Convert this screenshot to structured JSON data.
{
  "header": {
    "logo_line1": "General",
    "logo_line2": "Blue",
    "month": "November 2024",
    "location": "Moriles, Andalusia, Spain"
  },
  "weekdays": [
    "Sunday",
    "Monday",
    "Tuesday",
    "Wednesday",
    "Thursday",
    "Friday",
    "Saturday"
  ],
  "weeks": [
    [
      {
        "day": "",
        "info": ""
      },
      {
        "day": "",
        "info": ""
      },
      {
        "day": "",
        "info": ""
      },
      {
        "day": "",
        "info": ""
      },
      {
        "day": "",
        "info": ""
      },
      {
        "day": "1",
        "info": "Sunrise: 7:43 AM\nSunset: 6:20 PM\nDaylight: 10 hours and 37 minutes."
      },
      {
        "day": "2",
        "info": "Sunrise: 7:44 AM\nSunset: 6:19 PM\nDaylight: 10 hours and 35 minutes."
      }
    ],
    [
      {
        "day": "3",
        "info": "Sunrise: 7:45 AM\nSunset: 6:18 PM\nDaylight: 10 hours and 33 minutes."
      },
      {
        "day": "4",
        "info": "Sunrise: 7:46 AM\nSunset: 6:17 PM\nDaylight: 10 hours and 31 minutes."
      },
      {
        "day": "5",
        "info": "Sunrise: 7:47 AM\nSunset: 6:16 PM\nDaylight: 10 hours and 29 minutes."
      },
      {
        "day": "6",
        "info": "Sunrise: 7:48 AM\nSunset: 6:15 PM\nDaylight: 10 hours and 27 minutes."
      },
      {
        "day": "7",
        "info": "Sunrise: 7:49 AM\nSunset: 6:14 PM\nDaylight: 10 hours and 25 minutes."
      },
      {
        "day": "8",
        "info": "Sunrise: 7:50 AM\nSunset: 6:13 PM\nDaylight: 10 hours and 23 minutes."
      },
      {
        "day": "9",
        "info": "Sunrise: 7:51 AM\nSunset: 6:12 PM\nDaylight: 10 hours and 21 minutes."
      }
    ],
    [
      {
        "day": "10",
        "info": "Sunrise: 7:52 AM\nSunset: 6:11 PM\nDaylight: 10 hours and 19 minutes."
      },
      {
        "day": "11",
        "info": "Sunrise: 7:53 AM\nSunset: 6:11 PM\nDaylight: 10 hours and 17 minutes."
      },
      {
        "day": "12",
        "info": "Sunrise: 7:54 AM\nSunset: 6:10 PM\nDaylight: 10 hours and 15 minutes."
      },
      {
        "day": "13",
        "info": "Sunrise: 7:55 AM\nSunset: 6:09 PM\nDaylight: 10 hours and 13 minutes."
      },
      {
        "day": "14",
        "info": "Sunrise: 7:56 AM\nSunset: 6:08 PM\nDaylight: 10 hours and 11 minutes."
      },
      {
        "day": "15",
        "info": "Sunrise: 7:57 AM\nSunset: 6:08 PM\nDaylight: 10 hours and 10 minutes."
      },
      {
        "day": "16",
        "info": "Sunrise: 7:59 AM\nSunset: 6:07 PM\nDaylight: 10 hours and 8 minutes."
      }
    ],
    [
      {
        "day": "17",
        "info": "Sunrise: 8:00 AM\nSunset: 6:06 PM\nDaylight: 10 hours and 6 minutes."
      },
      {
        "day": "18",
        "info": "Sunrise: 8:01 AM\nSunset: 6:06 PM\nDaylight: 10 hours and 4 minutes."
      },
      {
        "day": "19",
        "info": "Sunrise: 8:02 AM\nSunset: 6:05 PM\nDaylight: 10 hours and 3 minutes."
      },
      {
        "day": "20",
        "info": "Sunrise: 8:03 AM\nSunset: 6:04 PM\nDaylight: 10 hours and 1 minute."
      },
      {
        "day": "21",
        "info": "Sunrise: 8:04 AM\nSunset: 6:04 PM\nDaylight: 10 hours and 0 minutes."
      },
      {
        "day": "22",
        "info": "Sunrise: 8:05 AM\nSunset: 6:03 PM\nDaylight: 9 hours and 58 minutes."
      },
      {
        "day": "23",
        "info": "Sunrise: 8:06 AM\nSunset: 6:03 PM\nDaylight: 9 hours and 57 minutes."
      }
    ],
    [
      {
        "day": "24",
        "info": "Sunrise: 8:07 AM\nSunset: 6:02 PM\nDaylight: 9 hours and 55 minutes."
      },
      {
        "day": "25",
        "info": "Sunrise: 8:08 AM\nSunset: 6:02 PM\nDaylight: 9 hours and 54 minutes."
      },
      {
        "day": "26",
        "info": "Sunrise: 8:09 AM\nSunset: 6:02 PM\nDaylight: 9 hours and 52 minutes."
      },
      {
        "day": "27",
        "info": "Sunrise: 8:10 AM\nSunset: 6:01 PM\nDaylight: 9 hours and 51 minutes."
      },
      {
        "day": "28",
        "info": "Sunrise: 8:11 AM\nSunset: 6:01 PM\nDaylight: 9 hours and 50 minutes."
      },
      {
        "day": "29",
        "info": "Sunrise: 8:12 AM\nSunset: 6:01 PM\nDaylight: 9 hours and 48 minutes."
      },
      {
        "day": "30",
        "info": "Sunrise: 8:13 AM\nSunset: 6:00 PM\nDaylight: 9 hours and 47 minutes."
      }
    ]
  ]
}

Stated task
Take the entries above and transcribe them exactly.

Final result
Convert this screenshot to structured JSON data.
{
  "header": {
    "logo_line1": "General",
    "logo_line2": "Blue",
    "month": "November 2024",
    "location": "Moriles, Andalusia, Spain"
  },
  "weekdays": [
    "Sunday",
    "Monday",
    "Tuesday",
    "Wednesday",
    "Thursday",
    "Friday",
    "Saturday"
  ],
  "weeks": [
    [
      {
        "day": "",
        "info": ""
      },
      {
        "day": "",
        "info": ""
      },
      {
        "day": "",
        "info": ""
      },
      {
        "day": "",
        "info": ""
      },
      {
        "day": "",
        "info": ""
      },
      {
        "day": "1",
        "info": "Sunrise: 7:43 AM\nSunset: 6:20 PM\nDaylight: 10 hours and 37 minutes."
      },
      {
        "day": "2",
        "info": "Sunrise: 7:44 AM\nSunset: 6:19 PM\nDaylight: 10 hours and 35 minutes."
      }
    ],
    [
      {
        "day": "3",
        "info": "Sunrise: 7:45 AM\nSunset: 6:18 PM\nDaylight: 10 hours and 33 minutes."
      },
      {
        "day": "4",
        "info": "Sunrise: 7:46 AM\nSunset: 6:17 PM\nDaylight: 10 hours and 31 minutes."
      },
      {
        "day": "5",
        "info": "Sunrise: 7:47 AM\nSunset: 6:16 PM\nDaylight: 10 hours and 29 minutes."
      },
      {
        "day": "6",
        "info": "Sunrise: 7:48 AM\nSunset: 6:15 PM\nDaylight: 10 hours and 27 minutes."
      },
      {
        "day": "7",
        "info": "Sunrise: 7:49 AM\nSunset: 6:14 PM\nDaylight: 10 hours and 25 minutes."
      },
      {
        "day": "8",
        "info": "Sunrise: 7:50 AM\nSunset: 6:13 PM\nDaylight: 10 hours and 23 minutes."
      },
      {
        "day": "9",
        "info": "Sunrise: 7:51 AM\nSunset: 6:12 PM\nDaylight: 10 hours and 21 minutes."
      }
    ],
    [
      {
        "day": "10",
        "info": "Sunrise: 7:52 AM\nSunset: 6:11 PM\nDaylight: 10 hours and 19 minutes."
      },
      {
        "day": "11",
        "info": "Sunrise: 7:53 AM\nSunset: 6:11 PM\nDaylight: 10 hours and 17 minutes."
      },
      {
        "day": "12",
        "info": "Sunrise: 7:54 AM\nSunset: 6:10 PM\nDaylight: 10 hours and 15 minutes."
      },
      {
        "day": "13",
        "info": "Sunrise: 7:55 AM\nSunset: 6:09 PM\nDaylight: 10 hours and 13 minutes."
      },
      {
        "day": "14",
        "info": "Sunrise: 7:56 AM\nSunset: 6:08 PM\nDaylight: 10 hours and 11 minutes."
      },
      {
        "day": "15",
        "info": "Sunrise: 7:57 AM\nSunset: 6:08 PM\nDaylight: 10 hours and 10 minutes."
      },
      {
        "day": "16",
        "info": "Sunrise: 7:59 AM\nSunset: 6:07 PM\nDaylight: 10 hours and 8 minutes."
      }
    ],
    [
      {
        "day": "17",
        "info": "Sunrise: 8:00 AM\nSunset: 6:06 PM\nDaylight: 10 hours and 6 minutes."
      },
      {
        "day": "18",
        "info": "Sunrise: 8:01 AM\nSunset: 6:06 PM\nDaylight: 10 hours and 4 minutes."
      },
      {
        "day": "19",
        "info": "Sunrise: 8:02 AM\nSunset: 6:05 PM\nDaylight: 10 hours and 3 minutes."
      },
      {
        "day": "20",
        "info": "Sunrise: 8:03 AM\nSunset: 6:04 PM\nDaylight: 10 hours and 1 minute."
      },
      {
        "day": "21",
        "info": "Sunrise: 8:04 AM\nSunset: 6:04 PM\nDaylight: 10 hours and 0 minutes."
      },
      {
        "day": "22",
        "info": "Sunrise: 8:05 AM\nSunset: 6:03 PM\nDaylight: 9 hours and 58 minutes."
      },
      {
        "day": "23",
        "info": "Sunrise: 8:06 AM\nSunset: 6:03 PM\nDaylight: 9 hours and 57 minutes."
      }
    ],
    [
      {
        "day": "24",
        "info": "Sunrise: 8:07 AM\nSunset: 6:02 PM\nDaylight: 9 hours and 55 minutes."
      },
      {
        "day": "25",
        "info": "Sunrise: 8:08 AM\nSunset: 6:02 PM\nDaylight: 9 hours and 54 minutes."
      },
      {
        "day": "26",
        "info": "Sunrise: 8:09 AM\nSunset: 6:02 PM\nDaylight: 9 hours and 52 minutes."
      },
      {
        "day": "27",
        "info": "Sunrise: 8:10 AM\nSunset: 6:01 PM\nDaylight: 9 hours and 51 minutes."
      },
      {
        "day": "28",
        "info": "Sunrise: 8:11 AM\nSunset: 6:01 PM\nDaylight: 9 hours and 50 minutes."
      },
      {
        "day": "29",
        "info": "Sunrise: 8:12 AM\nSunset: 6:01 PM\nDaylight: 9 hours and 48 minutes."
      },
      {
        "day": "30",
        "info": "Sunrise: 8:13 AM\nSunset: 6:00 PM\nDaylight: 9 hours and 47 minutes."
      }
    ]
  ]
}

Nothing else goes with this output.